Short exercise ▸ Will you give the material below again, every line exactly as it is?

Recorded data ▸
● ● ● ● ●
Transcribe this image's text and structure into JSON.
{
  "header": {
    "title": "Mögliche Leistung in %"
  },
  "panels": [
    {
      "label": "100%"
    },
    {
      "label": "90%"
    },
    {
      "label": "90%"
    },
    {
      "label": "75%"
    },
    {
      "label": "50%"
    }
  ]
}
● ● ● ● ●
Task answer ▸
Transcribe this image's text and structure into JSON.
{
  "header": {
    "title": "Mögliche Leistung in %"
  },
  "panels": [
    {
      "label": "100%"
    },
    {
      "label": "90%"
    },
    {
      "label": "90%"
    },
    {
      "label": "75%"
    },
    {
      "label": "50%"
    }
  ]
}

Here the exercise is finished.